| Short task |
Scan the entries below and report only how many lines contain "deux".

| The records |
** Start **

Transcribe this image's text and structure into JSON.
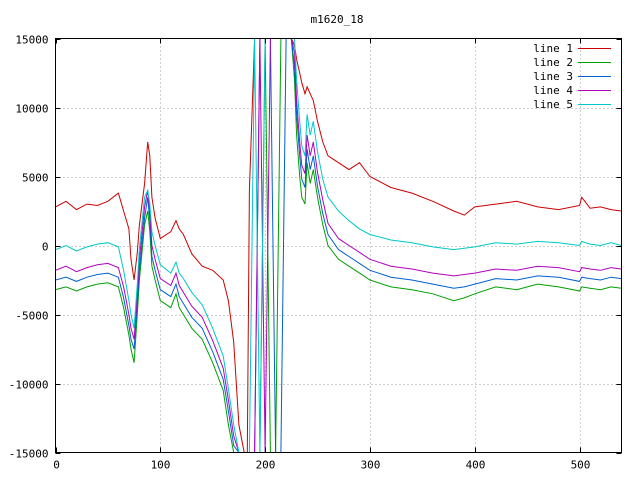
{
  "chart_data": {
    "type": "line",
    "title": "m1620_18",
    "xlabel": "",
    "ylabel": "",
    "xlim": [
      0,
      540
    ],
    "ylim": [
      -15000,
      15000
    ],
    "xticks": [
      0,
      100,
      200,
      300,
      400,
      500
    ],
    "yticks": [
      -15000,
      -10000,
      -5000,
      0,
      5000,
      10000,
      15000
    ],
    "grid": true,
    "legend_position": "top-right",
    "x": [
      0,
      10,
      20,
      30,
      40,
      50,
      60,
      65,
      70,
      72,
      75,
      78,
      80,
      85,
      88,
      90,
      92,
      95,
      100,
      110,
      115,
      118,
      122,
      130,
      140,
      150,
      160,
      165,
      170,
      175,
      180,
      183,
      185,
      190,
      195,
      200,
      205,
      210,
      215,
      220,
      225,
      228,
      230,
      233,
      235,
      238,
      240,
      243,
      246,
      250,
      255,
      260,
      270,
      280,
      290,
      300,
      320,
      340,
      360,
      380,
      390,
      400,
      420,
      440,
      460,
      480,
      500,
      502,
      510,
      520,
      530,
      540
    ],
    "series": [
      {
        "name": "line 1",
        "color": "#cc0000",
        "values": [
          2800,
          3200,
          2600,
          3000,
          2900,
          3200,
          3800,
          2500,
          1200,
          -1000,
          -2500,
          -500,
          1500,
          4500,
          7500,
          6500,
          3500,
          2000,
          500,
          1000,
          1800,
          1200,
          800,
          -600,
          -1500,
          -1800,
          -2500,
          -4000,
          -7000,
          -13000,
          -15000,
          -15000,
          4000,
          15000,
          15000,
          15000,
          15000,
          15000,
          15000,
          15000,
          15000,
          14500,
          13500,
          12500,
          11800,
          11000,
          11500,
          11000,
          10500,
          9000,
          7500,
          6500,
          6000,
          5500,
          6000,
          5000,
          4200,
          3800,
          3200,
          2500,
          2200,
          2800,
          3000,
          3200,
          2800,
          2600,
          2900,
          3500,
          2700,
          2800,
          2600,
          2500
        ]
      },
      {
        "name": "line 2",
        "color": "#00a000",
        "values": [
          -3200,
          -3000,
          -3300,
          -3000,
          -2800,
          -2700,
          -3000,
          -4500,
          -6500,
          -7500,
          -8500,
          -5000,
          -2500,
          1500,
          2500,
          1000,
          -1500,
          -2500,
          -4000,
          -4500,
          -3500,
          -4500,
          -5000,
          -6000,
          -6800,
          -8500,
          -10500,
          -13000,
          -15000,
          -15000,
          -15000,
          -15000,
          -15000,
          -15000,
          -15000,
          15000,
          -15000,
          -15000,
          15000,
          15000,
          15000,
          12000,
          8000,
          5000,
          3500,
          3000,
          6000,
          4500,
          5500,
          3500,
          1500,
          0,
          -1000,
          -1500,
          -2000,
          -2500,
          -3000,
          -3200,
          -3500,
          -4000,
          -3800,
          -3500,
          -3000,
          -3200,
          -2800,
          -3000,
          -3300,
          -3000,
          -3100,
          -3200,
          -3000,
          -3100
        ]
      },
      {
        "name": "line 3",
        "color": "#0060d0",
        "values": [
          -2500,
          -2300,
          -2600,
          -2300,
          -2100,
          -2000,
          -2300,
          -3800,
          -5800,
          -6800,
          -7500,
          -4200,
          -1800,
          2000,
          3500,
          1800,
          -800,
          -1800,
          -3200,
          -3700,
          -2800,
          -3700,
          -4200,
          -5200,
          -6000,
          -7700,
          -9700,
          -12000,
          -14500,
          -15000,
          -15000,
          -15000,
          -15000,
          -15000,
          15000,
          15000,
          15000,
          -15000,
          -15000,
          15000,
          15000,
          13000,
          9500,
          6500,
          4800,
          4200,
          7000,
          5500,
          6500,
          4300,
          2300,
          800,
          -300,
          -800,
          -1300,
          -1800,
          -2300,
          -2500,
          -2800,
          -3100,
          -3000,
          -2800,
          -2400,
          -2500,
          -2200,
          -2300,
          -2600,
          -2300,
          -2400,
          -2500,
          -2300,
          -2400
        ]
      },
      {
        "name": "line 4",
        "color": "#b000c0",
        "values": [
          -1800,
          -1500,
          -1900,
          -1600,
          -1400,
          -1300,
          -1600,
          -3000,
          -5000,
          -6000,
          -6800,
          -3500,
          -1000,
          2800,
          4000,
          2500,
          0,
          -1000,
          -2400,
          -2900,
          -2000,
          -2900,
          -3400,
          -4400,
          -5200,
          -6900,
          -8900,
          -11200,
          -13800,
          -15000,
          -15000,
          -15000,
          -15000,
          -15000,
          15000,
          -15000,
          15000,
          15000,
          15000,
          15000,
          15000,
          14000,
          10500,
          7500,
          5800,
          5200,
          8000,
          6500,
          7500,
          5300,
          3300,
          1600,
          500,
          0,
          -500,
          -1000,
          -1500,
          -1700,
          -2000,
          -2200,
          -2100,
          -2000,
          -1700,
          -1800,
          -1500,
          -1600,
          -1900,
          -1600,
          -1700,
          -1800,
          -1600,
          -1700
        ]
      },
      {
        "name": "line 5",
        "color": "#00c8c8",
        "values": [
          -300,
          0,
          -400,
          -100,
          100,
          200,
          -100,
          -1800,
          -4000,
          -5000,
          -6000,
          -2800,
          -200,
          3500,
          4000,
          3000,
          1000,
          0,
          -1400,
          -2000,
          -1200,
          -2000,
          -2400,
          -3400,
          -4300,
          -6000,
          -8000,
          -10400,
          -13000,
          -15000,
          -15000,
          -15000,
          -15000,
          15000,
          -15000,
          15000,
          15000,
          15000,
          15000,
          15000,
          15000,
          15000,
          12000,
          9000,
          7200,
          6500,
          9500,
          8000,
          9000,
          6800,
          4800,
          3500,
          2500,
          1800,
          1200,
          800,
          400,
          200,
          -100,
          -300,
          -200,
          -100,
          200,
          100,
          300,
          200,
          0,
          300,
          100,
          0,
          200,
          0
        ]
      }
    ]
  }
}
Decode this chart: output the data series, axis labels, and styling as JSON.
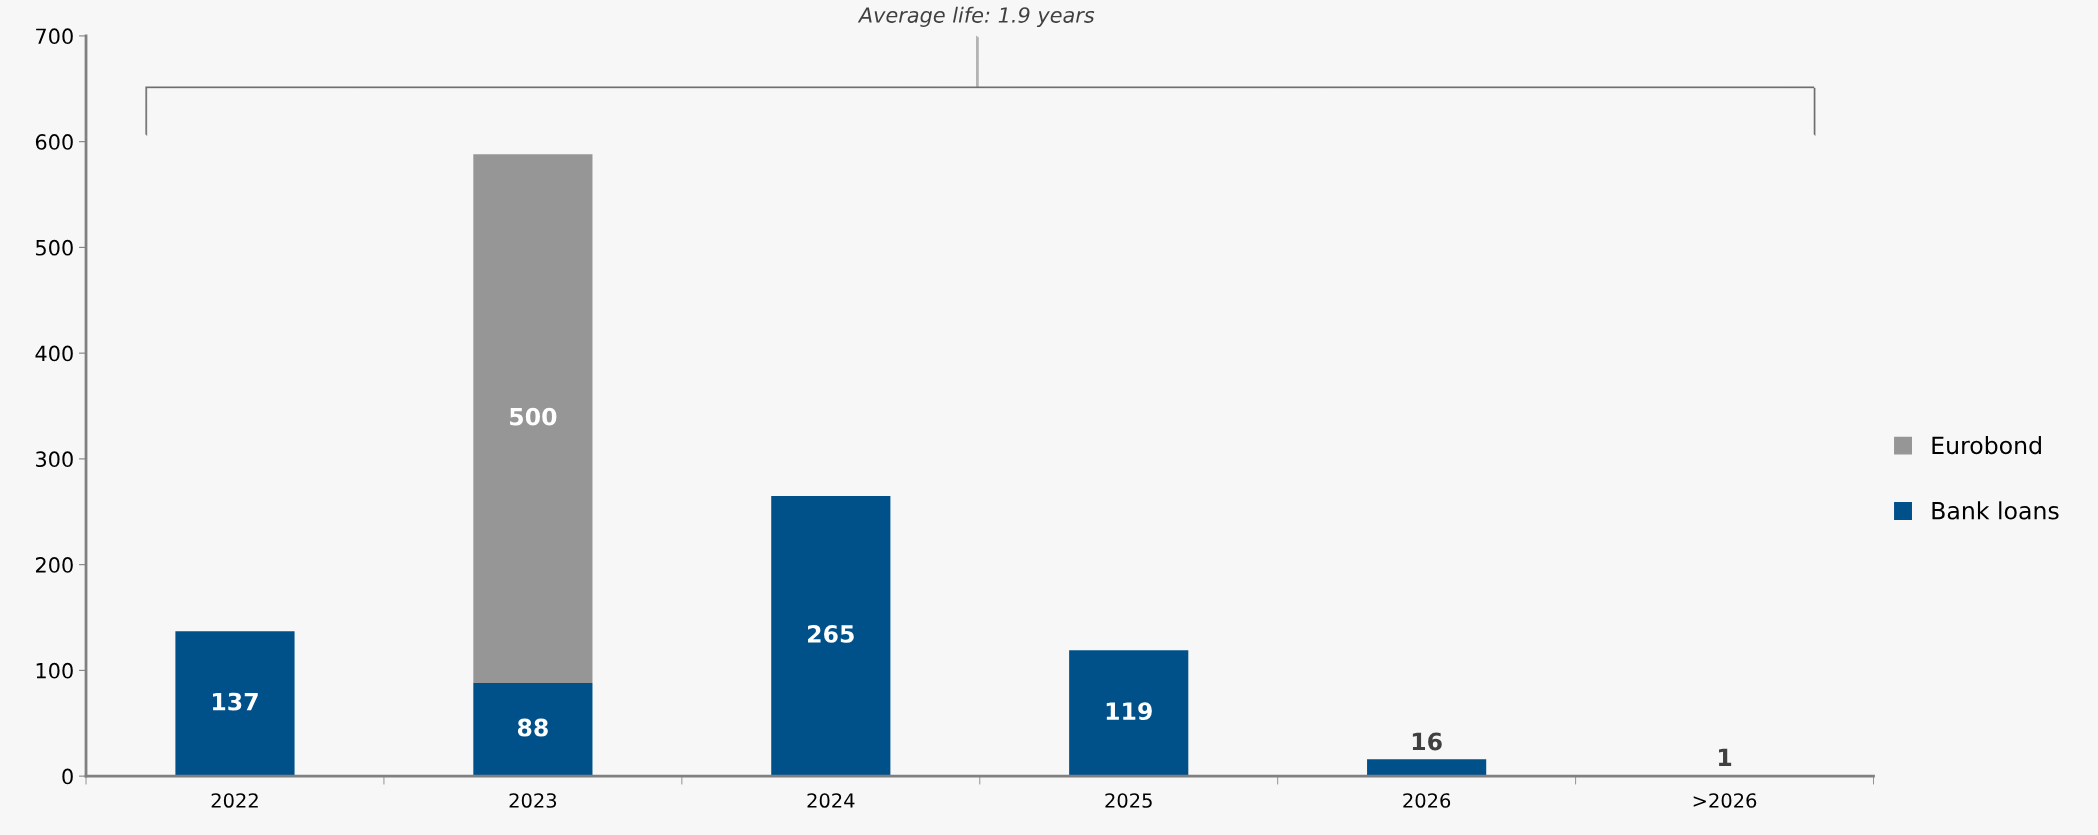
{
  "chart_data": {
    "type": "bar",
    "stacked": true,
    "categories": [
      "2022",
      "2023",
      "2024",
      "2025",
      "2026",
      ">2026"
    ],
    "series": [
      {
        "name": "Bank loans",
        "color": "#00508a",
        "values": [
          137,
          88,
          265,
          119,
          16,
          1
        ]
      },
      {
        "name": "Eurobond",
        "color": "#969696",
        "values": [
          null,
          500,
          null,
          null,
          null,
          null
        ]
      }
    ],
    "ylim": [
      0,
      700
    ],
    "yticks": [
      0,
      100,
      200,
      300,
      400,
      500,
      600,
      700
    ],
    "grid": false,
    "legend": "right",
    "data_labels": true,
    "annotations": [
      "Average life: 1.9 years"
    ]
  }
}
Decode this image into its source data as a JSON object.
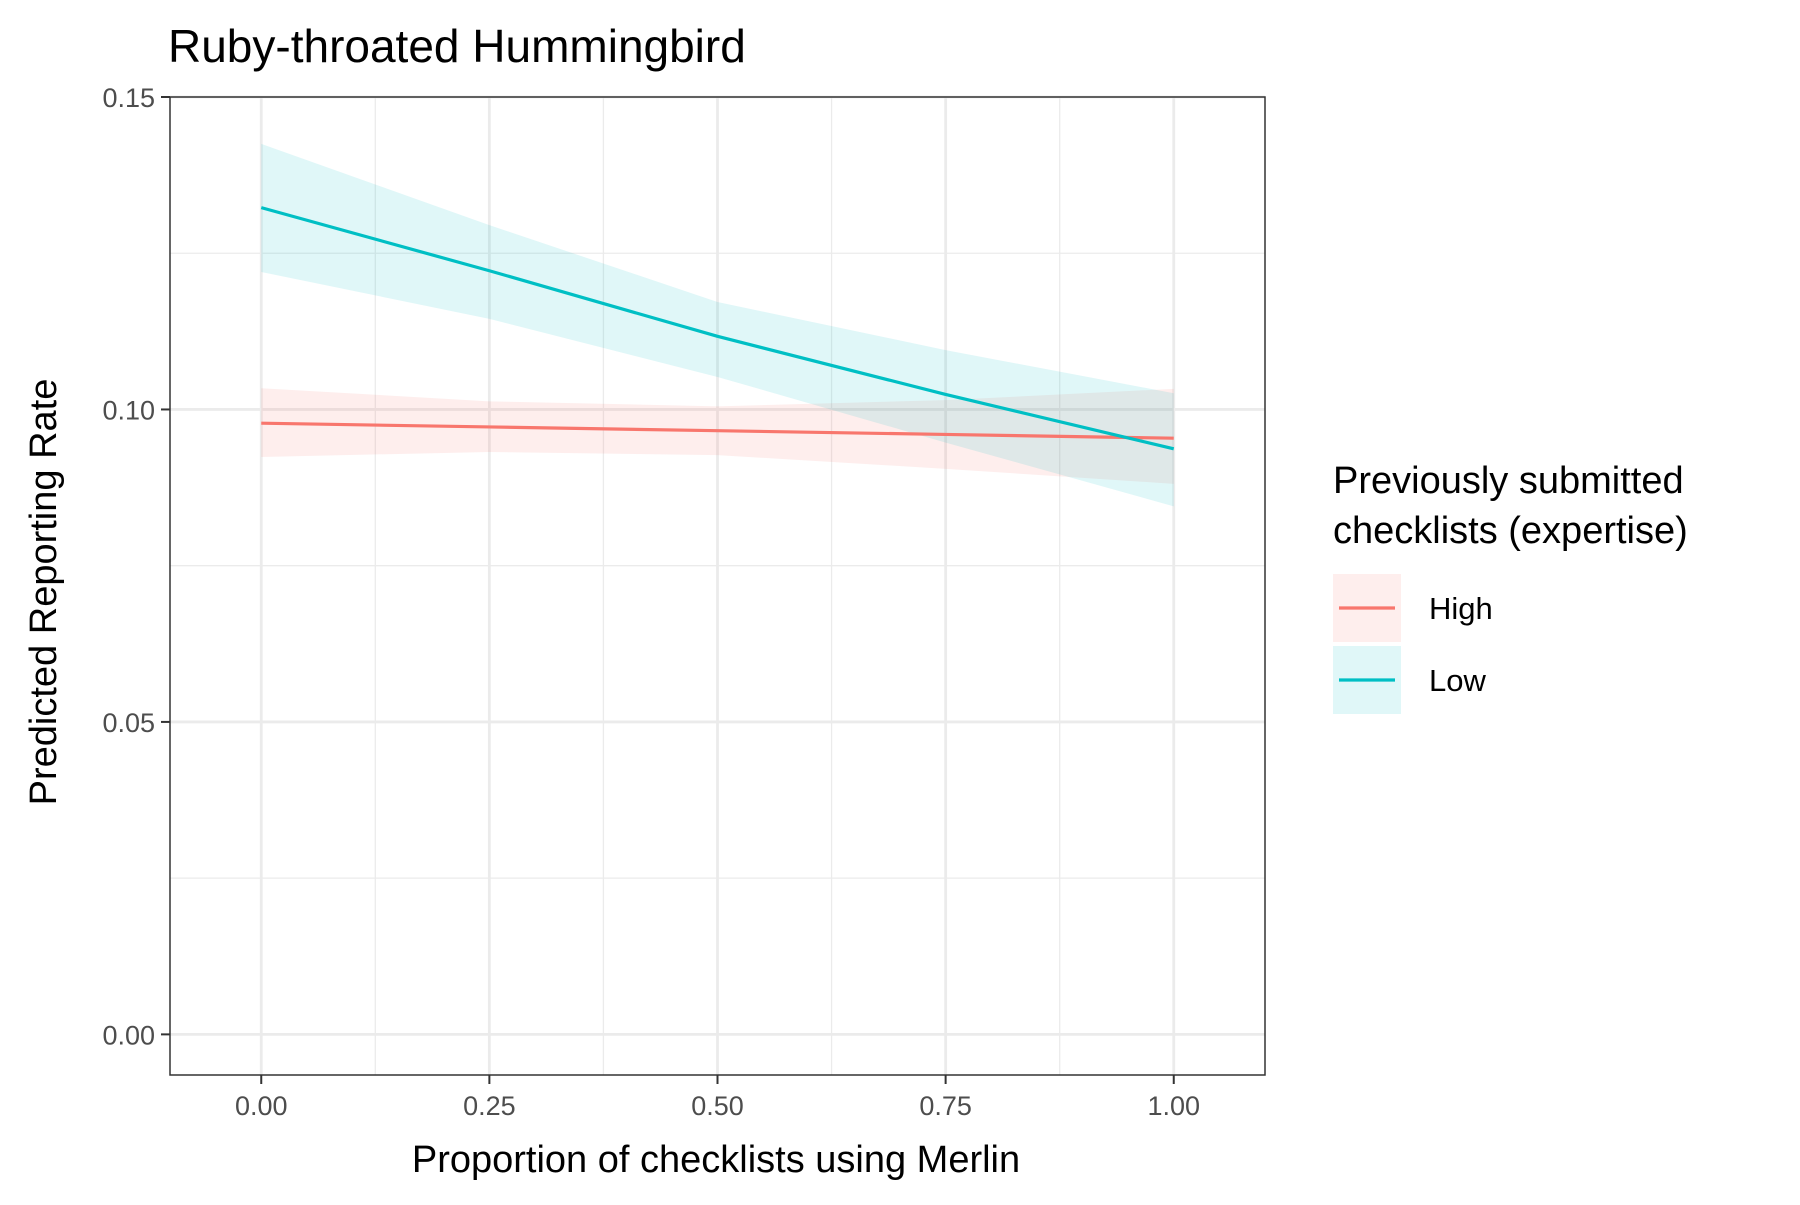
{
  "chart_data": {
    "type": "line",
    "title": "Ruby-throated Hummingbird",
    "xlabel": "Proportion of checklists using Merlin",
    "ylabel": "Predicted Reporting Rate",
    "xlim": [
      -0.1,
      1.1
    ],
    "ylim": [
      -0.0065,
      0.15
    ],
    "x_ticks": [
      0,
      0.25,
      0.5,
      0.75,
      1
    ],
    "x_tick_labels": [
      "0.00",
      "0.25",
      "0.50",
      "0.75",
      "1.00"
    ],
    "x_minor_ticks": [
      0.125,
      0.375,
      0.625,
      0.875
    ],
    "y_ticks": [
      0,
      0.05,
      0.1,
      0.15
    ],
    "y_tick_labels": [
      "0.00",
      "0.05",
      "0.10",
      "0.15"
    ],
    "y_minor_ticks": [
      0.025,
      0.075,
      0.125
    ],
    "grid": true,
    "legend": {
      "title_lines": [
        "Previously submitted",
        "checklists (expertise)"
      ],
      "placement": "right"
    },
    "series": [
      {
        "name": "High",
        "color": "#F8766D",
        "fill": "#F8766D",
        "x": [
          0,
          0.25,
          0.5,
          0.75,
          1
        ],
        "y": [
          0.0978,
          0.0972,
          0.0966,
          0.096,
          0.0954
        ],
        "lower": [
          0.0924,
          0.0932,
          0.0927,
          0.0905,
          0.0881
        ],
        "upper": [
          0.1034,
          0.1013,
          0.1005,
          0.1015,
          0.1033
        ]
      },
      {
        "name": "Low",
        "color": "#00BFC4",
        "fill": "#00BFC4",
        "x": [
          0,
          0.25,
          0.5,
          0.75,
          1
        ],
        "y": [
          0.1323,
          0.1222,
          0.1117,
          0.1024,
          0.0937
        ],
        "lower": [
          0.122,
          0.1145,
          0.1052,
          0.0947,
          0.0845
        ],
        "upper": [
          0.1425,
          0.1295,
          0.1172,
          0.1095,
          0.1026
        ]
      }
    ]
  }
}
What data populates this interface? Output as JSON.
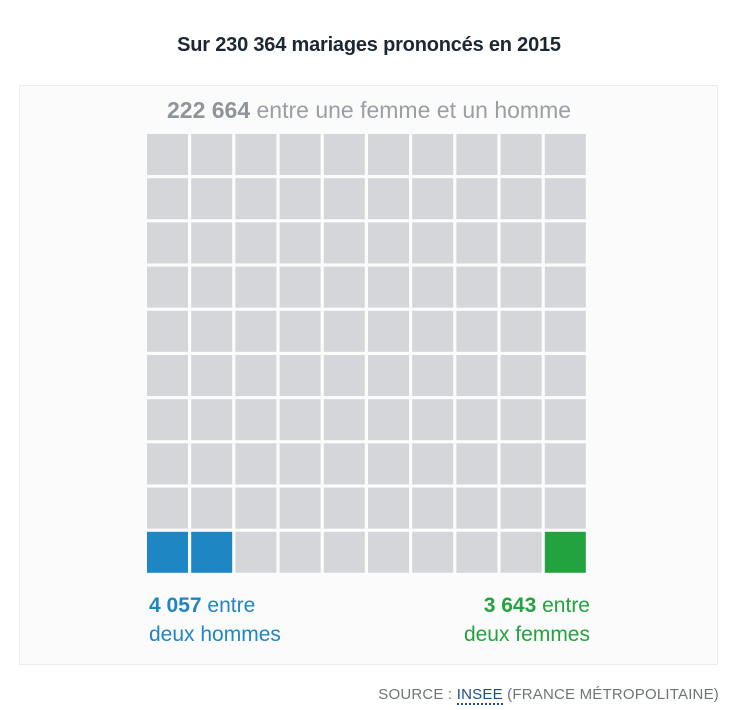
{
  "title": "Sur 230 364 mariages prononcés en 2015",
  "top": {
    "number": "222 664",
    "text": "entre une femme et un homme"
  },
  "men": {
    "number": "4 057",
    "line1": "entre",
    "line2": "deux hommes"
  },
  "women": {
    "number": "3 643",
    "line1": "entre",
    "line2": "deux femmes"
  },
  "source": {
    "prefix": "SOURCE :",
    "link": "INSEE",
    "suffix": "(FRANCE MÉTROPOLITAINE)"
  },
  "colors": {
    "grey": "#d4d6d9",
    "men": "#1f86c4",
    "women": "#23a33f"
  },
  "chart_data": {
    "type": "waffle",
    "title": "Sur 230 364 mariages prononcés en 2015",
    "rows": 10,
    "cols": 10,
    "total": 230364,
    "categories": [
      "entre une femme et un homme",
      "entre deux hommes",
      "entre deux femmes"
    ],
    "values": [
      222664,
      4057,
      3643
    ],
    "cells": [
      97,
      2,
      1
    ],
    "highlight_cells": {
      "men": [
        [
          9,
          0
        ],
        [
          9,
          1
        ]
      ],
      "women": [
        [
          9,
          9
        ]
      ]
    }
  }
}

** End **

| Response below |
4